:: Directive ::
The records below must be copied in full; omit the images.

(Dataset records)
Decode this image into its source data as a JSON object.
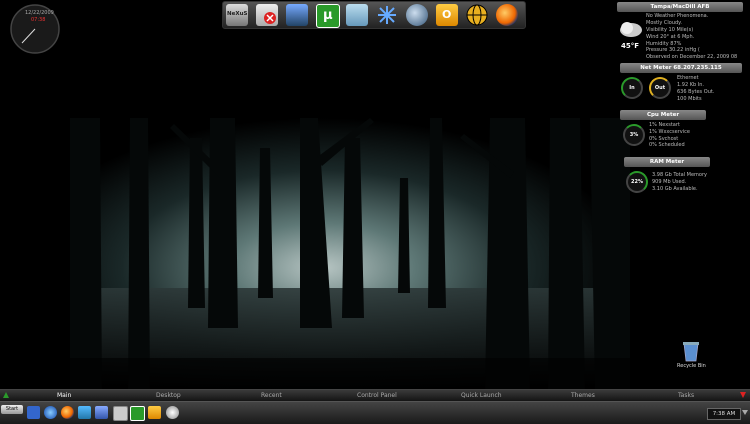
{
  "clock": {
    "date": "12/22/2009",
    "time": "07:38"
  },
  "dock": {
    "items": [
      {
        "name": "nexus-icon",
        "label": "NeXuS"
      },
      {
        "name": "uninstall-icon",
        "label": ""
      },
      {
        "name": "printer-icon",
        "label": ""
      },
      {
        "name": "utorrent-icon",
        "label": "µ"
      },
      {
        "name": "notepad-icon",
        "label": ""
      },
      {
        "name": "snowflake-icon",
        "label": ""
      },
      {
        "name": "messenger-icon",
        "label": ""
      },
      {
        "name": "outlook-icon",
        "label": "O"
      },
      {
        "name": "network-globe-icon",
        "label": ""
      },
      {
        "name": "firefox-icon",
        "label": ""
      }
    ]
  },
  "weather": {
    "title": "Tampa/MacDill AFB",
    "temp": "45°F",
    "lines": [
      "No Weather Phenomena.",
      "Mostly Cloudy.",
      "Visibility 10 Mile(s)",
      "Wind 20° at 6 Mph.",
      "Humidity 87%",
      "Pressure 30.22 inHg (",
      "Observed on December 22, 2009 08"
    ]
  },
  "net_meter": {
    "title": "Net Meter 68.207.235.115",
    "in_label": "In",
    "out_label": "Out",
    "lines": [
      "Ethernet",
      "1.92 Kb In.",
      "636 Bytes Out.",
      "100 Mbits"
    ]
  },
  "cpu_meter": {
    "title": "Cpu Meter",
    "value": "3%",
    "lines": [
      "1% Nexstart",
      "1% Wxxcservice",
      "0% Svchost",
      "0% Scheduled"
    ]
  },
  "ram_meter": {
    "title": "RAM Meter",
    "value": "22%",
    "lines": [
      "3.98 Gb Total Memory",
      "909 Mb Used.",
      "3.10 Gb Available."
    ]
  },
  "recycle_bin": {
    "label": "Recycle Bin"
  },
  "menu": {
    "items": [
      "Main",
      "Desktop",
      "Recent",
      "Control Panel",
      "Quick Launch",
      "Themes",
      "Tasks"
    ]
  },
  "taskbar": {
    "start_label": "Start",
    "time": "7:38 AM"
  },
  "colors": {
    "accent_green": "#2a9a2a",
    "clock_red": "#dd3333",
    "gauge_yellow": "#e0b020"
  }
}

:: Output for this exercise ::
Decode this image into its source data as a JSON object.
{
  "clock": {
    "date": "12/22/2009",
    "time": "07:38"
  },
  "dock": {
    "items": [
      {
        "name": "nexus-icon",
        "label": "NeXuS"
      },
      {
        "name": "uninstall-icon",
        "label": ""
      },
      {
        "name": "printer-icon",
        "label": ""
      },
      {
        "name": "utorrent-icon",
        "label": "µ"
      },
      {
        "name": "notepad-icon",
        "label": ""
      },
      {
        "name": "snowflake-icon",
        "label": ""
      },
      {
        "name": "messenger-icon",
        "label": ""
      },
      {
        "name": "outlook-icon",
        "label": "O"
      },
      {
        "name": "network-globe-icon",
        "label": ""
      },
      {
        "name": "firefox-icon",
        "label": ""
      }
    ]
  },
  "weather": {
    "title": "Tampa/MacDill AFB",
    "temp": "45°F",
    "lines": [
      "No Weather Phenomena.",
      "Mostly Cloudy.",
      "Visibility 10 Mile(s)",
      "Wind 20° at 6 Mph.",
      "Humidity 87%",
      "Pressure 30.22 inHg (",
      "Observed on December 22, 2009 08"
    ]
  },
  "net_meter": {
    "title": "Net Meter 68.207.235.115",
    "in_label": "In",
    "out_label": "Out",
    "lines": [
      "Ethernet",
      "1.92 Kb In.",
      "636 Bytes Out.",
      "100 Mbits"
    ]
  },
  "cpu_meter": {
    "title": "Cpu Meter",
    "value": "3%",
    "lines": [
      "1% Nexstart",
      "1% Wxxcservice",
      "0% Svchost",
      "0% Scheduled"
    ]
  },
  "ram_meter": {
    "title": "RAM Meter",
    "value": "22%",
    "lines": [
      "3.98 Gb Total Memory",
      "909 Mb Used.",
      "3.10 Gb Available."
    ]
  },
  "recycle_bin": {
    "label": "Recycle Bin"
  },
  "menu": {
    "items": [
      "Main",
      "Desktop",
      "Recent",
      "Control Panel",
      "Quick Launch",
      "Themes",
      "Tasks"
    ]
  },
  "taskbar": {
    "start_label": "Start",
    "time": "7:38 AM"
  },
  "colors": {
    "accent_green": "#2a9a2a",
    "clock_red": "#dd3333",
    "gauge_yellow": "#e0b020"
  }
}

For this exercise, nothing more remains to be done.